### WHAT THE EXERCISE ASKS
Word for word, transcribe the lines below and drop the pictures.
★ ★ ★ ★
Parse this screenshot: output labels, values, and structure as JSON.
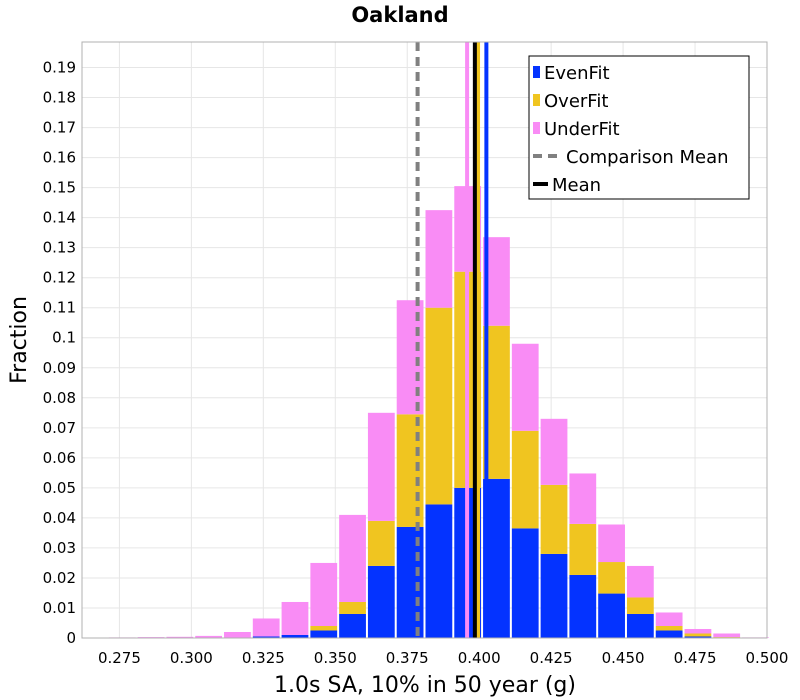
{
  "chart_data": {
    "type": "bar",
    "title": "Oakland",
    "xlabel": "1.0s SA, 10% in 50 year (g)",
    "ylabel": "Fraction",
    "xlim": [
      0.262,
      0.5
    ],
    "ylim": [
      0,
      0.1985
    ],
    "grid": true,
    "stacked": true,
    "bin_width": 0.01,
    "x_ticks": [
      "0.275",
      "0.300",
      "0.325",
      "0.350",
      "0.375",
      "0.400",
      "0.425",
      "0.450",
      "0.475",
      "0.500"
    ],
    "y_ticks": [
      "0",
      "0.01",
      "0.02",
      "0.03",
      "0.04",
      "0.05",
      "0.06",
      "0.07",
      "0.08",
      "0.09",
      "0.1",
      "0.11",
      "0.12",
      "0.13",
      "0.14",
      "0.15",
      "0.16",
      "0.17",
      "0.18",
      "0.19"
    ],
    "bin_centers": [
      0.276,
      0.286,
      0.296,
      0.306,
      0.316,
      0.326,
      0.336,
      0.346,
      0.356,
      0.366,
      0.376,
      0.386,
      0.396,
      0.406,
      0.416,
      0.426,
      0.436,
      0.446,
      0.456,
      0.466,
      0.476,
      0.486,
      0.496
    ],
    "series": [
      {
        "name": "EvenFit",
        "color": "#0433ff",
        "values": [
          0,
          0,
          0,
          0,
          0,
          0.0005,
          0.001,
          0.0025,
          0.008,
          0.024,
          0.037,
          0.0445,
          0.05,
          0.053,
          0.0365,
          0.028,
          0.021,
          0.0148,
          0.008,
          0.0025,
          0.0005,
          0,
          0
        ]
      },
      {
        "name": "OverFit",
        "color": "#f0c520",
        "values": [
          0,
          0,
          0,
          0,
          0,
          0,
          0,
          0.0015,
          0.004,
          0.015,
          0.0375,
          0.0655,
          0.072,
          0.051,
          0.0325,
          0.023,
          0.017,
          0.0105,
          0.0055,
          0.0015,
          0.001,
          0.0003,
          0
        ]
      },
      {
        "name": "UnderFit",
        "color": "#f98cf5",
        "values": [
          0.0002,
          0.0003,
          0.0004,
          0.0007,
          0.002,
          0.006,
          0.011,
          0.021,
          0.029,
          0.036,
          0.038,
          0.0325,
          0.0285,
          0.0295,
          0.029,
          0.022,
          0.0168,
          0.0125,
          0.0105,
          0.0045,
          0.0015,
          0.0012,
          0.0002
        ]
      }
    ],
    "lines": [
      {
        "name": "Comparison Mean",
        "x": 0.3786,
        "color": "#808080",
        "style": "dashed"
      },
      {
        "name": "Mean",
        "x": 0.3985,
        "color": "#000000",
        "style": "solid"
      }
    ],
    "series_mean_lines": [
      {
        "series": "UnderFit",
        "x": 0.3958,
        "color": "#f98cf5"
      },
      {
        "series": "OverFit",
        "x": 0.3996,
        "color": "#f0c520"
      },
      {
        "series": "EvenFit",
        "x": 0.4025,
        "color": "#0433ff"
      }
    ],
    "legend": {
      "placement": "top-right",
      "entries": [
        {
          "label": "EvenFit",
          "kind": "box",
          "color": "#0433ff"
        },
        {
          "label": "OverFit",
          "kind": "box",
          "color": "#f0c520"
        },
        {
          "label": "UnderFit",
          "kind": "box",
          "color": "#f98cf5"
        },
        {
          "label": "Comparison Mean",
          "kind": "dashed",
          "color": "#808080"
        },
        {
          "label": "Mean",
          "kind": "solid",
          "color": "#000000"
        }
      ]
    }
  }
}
★ ★ ★ ★
### OUTPUT FOR THIS TASK
Parse this screenshot: output labels, values, and structure as JSON.
{
  "chart_data": {
    "type": "bar",
    "title": "Oakland",
    "xlabel": "1.0s SA, 10% in 50 year (g)",
    "ylabel": "Fraction",
    "xlim": [
      0.262,
      0.5
    ],
    "ylim": [
      0,
      0.1985
    ],
    "grid": true,
    "stacked": true,
    "bin_width": 0.01,
    "x_ticks": [
      "0.275",
      "0.300",
      "0.325",
      "0.350",
      "0.375",
      "0.400",
      "0.425",
      "0.450",
      "0.475",
      "0.500"
    ],
    "y_ticks": [
      "0",
      "0.01",
      "0.02",
      "0.03",
      "0.04",
      "0.05",
      "0.06",
      "0.07",
      "0.08",
      "0.09",
      "0.1",
      "0.11",
      "0.12",
      "0.13",
      "0.14",
      "0.15",
      "0.16",
      "0.17",
      "0.18",
      "0.19"
    ],
    "bin_centers": [
      0.276,
      0.286,
      0.296,
      0.306,
      0.316,
      0.326,
      0.336,
      0.346,
      0.356,
      0.366,
      0.376,
      0.386,
      0.396,
      0.406,
      0.416,
      0.426,
      0.436,
      0.446,
      0.456,
      0.466,
      0.476,
      0.486,
      0.496
    ],
    "series": [
      {
        "name": "EvenFit",
        "color": "#0433ff",
        "values": [
          0,
          0,
          0,
          0,
          0,
          0.0005,
          0.001,
          0.0025,
          0.008,
          0.024,
          0.037,
          0.0445,
          0.05,
          0.053,
          0.0365,
          0.028,
          0.021,
          0.0148,
          0.008,
          0.0025,
          0.0005,
          0,
          0
        ]
      },
      {
        "name": "OverFit",
        "color": "#f0c520",
        "values": [
          0,
          0,
          0,
          0,
          0,
          0,
          0,
          0.0015,
          0.004,
          0.015,
          0.0375,
          0.0655,
          0.072,
          0.051,
          0.0325,
          0.023,
          0.017,
          0.0105,
          0.0055,
          0.0015,
          0.001,
          0.0003,
          0
        ]
      },
      {
        "name": "UnderFit",
        "color": "#f98cf5",
        "values": [
          0.0002,
          0.0003,
          0.0004,
          0.0007,
          0.002,
          0.006,
          0.011,
          0.021,
          0.029,
          0.036,
          0.038,
          0.0325,
          0.0285,
          0.0295,
          0.029,
          0.022,
          0.0168,
          0.0125,
          0.0105,
          0.0045,
          0.0015,
          0.0012,
          0.0002
        ]
      }
    ],
    "lines": [
      {
        "name": "Comparison Mean",
        "x": 0.3786,
        "color": "#808080",
        "style": "dashed"
      },
      {
        "name": "Mean",
        "x": 0.3985,
        "color": "#000000",
        "style": "solid"
      }
    ],
    "series_mean_lines": [
      {
        "series": "UnderFit",
        "x": 0.3958,
        "color": "#f98cf5"
      },
      {
        "series": "OverFit",
        "x": 0.3996,
        "color": "#f0c520"
      },
      {
        "series": "EvenFit",
        "x": 0.4025,
        "color": "#0433ff"
      }
    ],
    "legend": {
      "placement": "top-right",
      "entries": [
        {
          "label": "EvenFit",
          "kind": "box",
          "color": "#0433ff"
        },
        {
          "label": "OverFit",
          "kind": "box",
          "color": "#f0c520"
        },
        {
          "label": "UnderFit",
          "kind": "box",
          "color": "#f98cf5"
        },
        {
          "label": "Comparison Mean",
          "kind": "dashed",
          "color": "#808080"
        },
        {
          "label": "Mean",
          "kind": "solid",
          "color": "#000000"
        }
      ]
    }
  }
}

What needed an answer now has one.